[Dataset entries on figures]
--

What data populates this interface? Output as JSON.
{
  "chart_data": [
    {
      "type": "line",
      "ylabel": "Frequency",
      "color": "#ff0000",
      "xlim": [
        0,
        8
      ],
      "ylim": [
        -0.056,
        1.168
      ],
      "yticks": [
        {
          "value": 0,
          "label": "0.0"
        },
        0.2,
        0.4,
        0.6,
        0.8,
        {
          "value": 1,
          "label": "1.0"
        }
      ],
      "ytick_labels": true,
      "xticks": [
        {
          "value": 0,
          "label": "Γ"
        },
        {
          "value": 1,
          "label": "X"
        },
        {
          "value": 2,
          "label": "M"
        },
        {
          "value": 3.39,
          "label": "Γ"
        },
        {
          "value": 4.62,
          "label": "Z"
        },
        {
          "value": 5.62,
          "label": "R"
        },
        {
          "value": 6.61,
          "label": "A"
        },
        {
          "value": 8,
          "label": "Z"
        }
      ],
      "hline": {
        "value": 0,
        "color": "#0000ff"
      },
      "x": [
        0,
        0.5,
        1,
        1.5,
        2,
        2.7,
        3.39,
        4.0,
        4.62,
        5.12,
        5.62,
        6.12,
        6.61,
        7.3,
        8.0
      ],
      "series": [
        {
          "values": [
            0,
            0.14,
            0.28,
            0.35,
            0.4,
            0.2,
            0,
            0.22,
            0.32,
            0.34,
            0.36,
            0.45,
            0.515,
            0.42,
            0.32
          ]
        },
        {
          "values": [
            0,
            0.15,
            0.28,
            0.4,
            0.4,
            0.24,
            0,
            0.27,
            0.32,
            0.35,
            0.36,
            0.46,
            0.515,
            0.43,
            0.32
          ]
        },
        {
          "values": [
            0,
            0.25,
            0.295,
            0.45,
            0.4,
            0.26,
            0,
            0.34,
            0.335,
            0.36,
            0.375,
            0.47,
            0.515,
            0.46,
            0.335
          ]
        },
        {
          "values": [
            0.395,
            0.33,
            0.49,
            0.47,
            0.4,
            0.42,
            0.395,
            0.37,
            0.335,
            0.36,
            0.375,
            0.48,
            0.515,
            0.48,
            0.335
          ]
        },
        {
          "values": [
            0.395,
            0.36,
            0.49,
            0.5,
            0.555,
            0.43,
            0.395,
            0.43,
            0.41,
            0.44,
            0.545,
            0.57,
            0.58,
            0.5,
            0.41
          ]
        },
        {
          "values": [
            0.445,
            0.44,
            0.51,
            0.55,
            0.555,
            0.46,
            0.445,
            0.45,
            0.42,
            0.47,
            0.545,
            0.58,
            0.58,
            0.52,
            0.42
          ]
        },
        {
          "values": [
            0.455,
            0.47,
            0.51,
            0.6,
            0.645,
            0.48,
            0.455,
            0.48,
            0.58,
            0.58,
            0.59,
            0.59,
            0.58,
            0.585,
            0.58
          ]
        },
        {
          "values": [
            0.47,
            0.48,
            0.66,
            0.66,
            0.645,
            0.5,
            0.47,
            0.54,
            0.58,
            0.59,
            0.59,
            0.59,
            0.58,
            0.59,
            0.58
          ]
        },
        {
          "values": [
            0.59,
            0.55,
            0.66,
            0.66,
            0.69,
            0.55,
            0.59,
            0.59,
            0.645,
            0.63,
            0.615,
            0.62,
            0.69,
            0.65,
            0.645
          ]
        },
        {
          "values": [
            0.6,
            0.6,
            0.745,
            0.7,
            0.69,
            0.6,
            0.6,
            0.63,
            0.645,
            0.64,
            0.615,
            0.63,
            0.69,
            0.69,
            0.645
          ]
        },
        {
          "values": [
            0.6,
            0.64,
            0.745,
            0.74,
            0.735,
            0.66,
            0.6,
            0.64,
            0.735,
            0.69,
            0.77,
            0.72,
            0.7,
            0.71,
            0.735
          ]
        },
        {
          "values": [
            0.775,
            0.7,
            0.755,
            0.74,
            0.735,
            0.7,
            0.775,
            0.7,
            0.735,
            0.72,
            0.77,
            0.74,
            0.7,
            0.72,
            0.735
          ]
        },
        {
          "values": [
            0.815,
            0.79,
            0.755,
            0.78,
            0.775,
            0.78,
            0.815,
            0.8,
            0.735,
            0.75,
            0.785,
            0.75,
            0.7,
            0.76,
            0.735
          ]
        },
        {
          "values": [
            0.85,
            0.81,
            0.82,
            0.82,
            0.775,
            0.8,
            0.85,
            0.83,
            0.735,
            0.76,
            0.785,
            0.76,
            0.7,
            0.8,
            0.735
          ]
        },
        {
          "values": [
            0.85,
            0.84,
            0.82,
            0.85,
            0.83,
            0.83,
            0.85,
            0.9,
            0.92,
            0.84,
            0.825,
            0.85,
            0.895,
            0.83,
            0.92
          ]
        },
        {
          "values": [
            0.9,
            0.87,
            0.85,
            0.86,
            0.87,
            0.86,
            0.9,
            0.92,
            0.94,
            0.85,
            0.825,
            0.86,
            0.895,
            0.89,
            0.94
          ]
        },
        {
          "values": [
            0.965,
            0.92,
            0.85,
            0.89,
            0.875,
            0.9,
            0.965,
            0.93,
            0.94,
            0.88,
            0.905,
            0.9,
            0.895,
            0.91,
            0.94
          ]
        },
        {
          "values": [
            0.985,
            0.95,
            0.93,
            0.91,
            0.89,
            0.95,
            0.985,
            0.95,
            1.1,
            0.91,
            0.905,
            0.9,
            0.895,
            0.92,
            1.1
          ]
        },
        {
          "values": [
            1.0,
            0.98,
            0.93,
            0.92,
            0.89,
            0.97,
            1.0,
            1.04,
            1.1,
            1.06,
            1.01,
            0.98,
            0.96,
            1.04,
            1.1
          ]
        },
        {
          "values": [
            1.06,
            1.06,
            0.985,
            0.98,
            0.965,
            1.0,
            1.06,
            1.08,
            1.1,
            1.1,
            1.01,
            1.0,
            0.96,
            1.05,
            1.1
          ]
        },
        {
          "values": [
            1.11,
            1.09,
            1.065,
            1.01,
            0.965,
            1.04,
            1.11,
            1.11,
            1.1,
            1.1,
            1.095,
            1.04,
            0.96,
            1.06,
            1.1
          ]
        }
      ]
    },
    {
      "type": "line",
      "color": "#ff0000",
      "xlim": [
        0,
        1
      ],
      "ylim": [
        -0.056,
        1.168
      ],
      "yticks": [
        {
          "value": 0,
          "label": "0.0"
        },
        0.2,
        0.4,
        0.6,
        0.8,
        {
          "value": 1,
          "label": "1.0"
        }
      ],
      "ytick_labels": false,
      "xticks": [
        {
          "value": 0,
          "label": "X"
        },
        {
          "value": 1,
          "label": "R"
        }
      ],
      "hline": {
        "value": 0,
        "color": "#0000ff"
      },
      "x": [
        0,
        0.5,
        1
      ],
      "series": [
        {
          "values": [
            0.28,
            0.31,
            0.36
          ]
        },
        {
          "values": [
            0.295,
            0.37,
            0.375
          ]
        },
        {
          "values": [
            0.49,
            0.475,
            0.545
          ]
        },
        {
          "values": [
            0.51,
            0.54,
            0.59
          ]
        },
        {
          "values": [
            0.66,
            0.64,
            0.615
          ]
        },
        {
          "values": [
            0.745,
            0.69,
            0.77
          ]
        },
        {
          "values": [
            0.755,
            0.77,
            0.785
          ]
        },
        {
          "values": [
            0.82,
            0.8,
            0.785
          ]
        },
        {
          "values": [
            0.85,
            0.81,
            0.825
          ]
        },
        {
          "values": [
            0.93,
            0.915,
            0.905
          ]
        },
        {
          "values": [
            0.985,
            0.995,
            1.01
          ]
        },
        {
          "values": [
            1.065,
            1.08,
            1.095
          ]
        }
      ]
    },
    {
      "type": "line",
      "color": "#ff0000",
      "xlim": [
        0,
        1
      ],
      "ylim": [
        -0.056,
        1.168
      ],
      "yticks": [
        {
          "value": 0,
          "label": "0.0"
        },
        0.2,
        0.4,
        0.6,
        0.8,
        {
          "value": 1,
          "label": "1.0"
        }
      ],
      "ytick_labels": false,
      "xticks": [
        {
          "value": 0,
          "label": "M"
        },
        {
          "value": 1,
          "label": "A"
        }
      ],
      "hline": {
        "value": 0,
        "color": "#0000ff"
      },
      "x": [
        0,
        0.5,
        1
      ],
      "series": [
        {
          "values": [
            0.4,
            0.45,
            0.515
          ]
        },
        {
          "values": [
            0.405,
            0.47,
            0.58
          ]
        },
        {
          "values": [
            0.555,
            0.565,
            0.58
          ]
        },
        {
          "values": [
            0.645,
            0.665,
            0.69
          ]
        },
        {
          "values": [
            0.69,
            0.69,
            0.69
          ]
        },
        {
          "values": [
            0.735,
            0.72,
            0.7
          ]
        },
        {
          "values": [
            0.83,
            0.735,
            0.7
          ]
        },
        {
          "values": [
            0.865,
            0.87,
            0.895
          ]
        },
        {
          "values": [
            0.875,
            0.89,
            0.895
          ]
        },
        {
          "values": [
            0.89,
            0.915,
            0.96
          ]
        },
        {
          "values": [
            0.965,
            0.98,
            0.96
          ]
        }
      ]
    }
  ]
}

--

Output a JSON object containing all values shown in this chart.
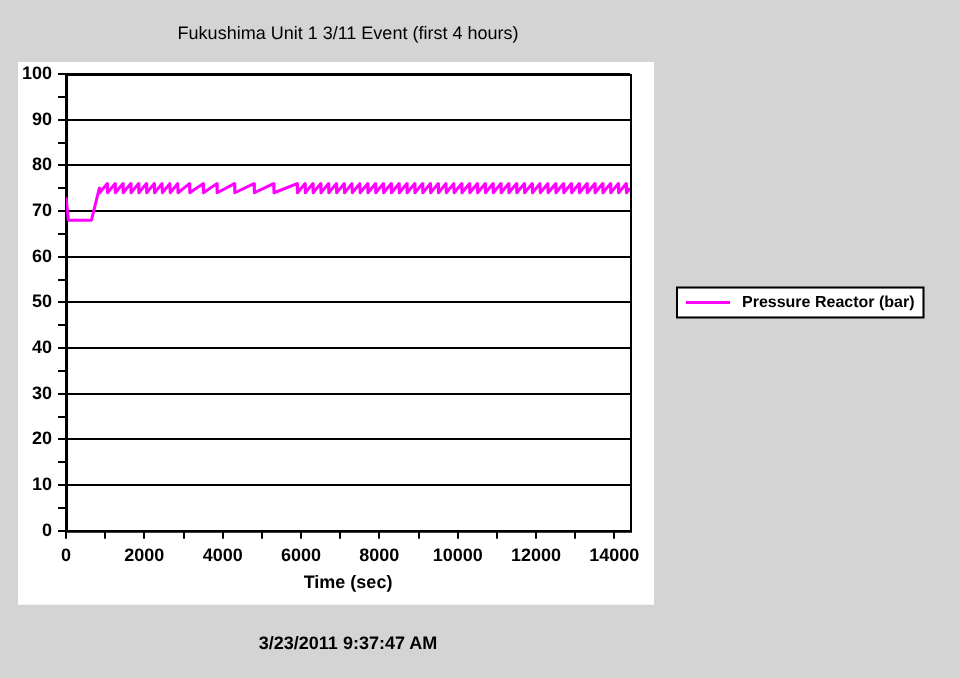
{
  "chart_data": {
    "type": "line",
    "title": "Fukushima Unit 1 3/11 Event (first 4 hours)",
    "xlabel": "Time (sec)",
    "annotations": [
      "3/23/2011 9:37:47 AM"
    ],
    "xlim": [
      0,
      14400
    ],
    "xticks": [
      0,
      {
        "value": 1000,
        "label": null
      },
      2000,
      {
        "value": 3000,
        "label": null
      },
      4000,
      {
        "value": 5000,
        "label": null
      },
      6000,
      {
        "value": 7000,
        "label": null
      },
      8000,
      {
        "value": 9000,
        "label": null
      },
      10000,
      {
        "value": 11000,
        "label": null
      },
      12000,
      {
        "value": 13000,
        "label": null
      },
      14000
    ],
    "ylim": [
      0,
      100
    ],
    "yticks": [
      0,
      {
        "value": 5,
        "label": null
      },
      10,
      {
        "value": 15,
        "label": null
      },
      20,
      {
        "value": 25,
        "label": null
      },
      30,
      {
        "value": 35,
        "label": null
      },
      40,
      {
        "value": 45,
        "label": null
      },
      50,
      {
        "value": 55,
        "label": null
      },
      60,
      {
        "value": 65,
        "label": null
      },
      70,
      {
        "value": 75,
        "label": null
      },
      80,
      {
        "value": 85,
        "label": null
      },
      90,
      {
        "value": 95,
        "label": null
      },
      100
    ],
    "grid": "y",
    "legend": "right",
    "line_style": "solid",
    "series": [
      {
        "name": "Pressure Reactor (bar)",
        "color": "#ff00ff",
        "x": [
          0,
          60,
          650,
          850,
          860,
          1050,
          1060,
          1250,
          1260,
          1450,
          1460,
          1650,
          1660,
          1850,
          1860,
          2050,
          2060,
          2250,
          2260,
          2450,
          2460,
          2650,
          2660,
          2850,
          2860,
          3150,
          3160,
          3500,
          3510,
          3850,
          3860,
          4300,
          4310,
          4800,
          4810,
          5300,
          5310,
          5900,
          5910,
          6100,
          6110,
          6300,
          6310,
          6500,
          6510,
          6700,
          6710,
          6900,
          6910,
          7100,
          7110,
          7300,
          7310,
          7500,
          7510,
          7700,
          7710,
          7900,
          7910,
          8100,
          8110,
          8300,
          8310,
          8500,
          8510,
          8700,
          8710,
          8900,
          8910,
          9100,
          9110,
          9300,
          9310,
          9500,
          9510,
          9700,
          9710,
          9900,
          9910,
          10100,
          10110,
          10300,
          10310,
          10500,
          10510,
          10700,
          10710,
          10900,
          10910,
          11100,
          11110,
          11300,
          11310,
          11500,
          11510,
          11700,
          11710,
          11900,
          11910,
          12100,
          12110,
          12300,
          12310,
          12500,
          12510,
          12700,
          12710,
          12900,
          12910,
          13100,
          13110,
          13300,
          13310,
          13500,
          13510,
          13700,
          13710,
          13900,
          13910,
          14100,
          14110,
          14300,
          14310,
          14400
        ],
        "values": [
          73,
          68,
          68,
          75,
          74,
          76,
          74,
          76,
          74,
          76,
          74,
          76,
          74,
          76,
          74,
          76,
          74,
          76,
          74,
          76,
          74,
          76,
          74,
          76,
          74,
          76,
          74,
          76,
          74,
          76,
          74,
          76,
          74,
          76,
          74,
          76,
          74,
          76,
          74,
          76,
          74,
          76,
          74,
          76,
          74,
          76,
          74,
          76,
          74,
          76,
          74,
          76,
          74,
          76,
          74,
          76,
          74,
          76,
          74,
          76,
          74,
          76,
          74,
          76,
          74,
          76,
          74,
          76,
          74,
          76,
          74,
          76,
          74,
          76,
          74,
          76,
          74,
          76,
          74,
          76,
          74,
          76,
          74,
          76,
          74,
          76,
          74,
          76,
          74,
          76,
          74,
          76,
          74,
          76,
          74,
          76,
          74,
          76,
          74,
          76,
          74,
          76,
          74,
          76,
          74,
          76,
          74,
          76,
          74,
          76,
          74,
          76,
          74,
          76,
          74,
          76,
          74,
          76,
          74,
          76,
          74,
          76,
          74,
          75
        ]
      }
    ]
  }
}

--

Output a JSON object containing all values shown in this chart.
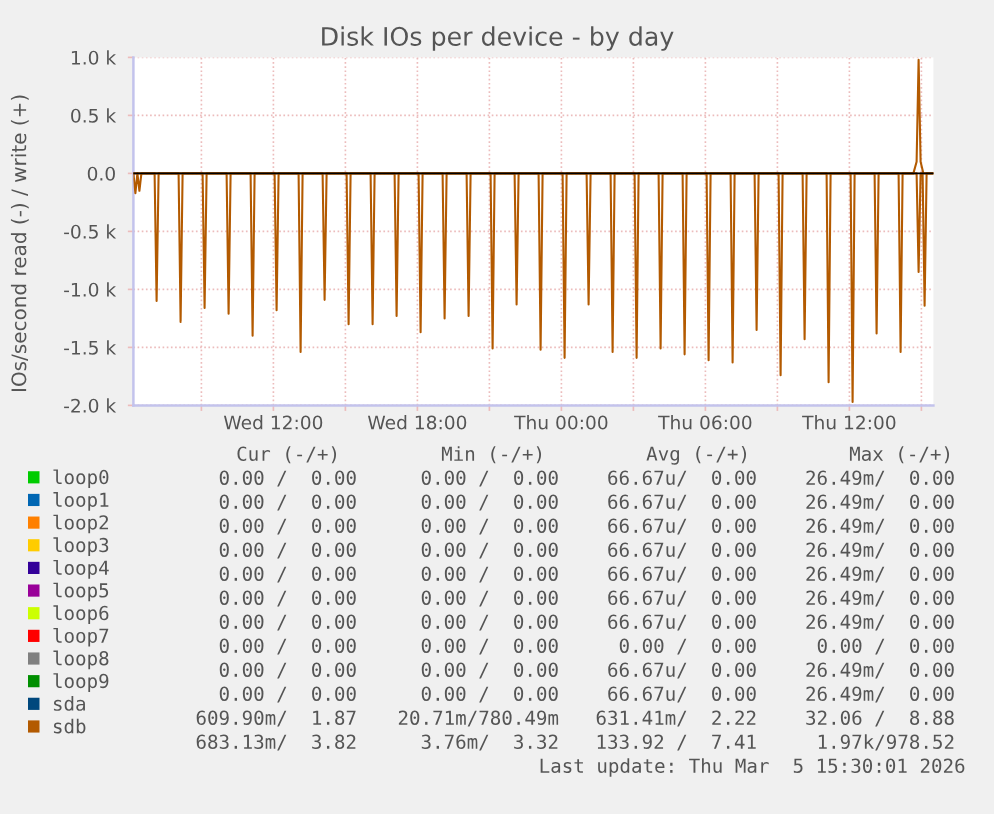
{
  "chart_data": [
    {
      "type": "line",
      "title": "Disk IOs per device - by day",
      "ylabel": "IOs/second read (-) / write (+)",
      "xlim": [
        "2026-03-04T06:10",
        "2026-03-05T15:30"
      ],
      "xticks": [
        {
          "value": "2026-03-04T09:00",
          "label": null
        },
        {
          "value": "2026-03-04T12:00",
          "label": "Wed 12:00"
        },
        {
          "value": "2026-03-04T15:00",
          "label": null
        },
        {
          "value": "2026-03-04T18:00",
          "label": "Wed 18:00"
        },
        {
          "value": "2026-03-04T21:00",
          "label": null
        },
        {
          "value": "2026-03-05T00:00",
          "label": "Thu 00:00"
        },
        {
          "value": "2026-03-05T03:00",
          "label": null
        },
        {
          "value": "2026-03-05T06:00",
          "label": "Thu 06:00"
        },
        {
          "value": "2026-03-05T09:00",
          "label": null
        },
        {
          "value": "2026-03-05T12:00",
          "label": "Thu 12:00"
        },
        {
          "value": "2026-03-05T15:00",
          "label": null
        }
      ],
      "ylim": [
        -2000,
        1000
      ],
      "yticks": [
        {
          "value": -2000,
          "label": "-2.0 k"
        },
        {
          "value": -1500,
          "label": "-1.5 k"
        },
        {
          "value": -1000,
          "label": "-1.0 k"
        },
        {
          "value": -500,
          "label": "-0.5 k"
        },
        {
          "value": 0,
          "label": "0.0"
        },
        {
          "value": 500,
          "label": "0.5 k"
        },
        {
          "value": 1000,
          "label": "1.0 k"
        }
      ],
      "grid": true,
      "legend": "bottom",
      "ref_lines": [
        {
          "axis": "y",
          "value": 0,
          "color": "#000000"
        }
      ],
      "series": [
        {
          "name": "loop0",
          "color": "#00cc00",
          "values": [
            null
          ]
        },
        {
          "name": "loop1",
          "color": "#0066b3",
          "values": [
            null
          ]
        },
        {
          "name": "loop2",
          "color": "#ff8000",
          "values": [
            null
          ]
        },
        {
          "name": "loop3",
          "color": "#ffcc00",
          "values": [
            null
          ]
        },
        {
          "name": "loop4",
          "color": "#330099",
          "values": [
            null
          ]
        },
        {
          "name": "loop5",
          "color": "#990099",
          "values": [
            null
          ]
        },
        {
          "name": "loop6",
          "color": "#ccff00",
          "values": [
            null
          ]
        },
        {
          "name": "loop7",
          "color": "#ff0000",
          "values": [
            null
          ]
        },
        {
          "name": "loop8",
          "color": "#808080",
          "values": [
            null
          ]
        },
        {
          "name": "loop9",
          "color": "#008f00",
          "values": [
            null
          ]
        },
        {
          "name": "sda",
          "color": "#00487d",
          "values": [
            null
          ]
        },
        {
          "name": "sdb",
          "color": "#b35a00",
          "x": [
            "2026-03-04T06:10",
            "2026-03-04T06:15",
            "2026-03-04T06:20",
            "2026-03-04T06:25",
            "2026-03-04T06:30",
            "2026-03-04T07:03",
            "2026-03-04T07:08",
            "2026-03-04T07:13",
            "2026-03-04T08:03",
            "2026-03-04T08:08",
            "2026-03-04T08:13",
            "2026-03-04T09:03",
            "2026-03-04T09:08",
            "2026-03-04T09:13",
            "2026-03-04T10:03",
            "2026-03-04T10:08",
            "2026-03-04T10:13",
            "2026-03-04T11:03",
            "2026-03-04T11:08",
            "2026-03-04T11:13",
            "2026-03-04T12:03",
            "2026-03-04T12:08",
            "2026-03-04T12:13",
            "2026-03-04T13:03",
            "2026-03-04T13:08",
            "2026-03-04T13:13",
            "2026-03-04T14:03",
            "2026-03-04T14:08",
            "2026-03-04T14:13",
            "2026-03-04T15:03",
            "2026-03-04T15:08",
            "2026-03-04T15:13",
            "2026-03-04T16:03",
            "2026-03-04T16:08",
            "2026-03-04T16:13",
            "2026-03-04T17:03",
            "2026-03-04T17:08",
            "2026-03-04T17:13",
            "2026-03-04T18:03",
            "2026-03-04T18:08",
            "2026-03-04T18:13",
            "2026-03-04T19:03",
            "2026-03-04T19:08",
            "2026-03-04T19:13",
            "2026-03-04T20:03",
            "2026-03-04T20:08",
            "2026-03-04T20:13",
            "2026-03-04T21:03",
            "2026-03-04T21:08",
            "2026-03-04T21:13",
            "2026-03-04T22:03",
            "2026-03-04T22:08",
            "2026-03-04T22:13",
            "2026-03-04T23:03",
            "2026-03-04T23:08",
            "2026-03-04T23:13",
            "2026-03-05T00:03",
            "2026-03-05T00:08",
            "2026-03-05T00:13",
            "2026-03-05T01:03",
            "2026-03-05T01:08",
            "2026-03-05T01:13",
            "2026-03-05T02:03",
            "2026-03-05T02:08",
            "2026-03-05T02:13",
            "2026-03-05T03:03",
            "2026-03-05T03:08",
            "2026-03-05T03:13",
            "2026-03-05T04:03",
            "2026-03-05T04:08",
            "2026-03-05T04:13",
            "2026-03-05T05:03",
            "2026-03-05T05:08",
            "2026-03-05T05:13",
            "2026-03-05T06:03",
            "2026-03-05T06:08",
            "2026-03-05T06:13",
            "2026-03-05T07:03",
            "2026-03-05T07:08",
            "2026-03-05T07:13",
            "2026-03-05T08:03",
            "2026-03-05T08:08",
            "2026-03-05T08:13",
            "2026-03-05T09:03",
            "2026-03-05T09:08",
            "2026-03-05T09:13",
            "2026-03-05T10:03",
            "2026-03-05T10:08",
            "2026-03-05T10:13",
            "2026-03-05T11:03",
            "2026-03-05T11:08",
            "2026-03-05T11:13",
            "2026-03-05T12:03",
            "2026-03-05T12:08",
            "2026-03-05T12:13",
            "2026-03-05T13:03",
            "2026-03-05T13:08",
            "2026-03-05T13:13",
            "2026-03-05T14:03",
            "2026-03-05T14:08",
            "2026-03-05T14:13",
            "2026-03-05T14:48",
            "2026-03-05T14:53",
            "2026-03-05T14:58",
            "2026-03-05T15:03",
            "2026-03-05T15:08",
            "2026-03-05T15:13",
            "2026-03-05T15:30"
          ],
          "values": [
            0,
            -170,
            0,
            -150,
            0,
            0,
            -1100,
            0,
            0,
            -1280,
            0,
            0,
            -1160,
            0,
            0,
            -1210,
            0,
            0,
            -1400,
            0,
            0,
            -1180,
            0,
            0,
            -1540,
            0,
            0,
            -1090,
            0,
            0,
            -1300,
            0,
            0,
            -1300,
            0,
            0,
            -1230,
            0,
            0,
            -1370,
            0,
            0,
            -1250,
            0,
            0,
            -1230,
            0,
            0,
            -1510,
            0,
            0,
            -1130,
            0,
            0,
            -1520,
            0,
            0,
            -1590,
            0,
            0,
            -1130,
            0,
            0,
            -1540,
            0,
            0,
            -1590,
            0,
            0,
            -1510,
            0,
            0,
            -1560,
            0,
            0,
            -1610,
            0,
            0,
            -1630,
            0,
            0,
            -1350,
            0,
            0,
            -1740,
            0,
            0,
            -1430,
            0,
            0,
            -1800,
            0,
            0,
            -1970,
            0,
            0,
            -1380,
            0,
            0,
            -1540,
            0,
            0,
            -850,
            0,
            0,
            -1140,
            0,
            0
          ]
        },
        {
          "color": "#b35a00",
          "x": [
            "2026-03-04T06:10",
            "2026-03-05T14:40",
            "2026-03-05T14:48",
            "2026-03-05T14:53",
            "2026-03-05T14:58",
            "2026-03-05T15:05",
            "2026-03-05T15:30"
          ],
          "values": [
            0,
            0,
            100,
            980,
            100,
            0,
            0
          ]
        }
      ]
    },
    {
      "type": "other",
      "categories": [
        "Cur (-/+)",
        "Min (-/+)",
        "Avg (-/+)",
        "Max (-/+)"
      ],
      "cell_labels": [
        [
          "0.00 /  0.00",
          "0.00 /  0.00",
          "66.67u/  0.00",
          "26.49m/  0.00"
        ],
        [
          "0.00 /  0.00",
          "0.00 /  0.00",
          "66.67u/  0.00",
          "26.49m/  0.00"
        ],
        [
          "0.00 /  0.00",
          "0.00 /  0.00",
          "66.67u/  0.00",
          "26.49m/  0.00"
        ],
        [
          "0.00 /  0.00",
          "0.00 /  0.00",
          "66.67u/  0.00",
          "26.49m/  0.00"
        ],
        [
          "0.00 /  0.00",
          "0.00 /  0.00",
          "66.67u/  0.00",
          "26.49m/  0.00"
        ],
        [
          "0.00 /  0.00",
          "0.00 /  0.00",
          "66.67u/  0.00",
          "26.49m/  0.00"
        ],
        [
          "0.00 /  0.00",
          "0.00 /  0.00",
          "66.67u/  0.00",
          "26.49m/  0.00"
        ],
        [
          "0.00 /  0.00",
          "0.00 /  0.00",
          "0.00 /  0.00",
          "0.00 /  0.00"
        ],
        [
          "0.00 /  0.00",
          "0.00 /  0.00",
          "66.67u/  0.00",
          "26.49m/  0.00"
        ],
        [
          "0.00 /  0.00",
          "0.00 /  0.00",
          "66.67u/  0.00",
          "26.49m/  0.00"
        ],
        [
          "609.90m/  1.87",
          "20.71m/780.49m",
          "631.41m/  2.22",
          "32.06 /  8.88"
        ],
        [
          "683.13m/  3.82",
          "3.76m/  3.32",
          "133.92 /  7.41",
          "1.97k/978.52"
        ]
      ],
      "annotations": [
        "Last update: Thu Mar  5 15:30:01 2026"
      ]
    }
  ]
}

--

(Exercise prompt): Pull out all lines containing the word "ylabel" from the entries above.

(Reply to the task):
      "ylabel": "Frequency",
      "ylabel": "IOs/second read (-) / write (+)",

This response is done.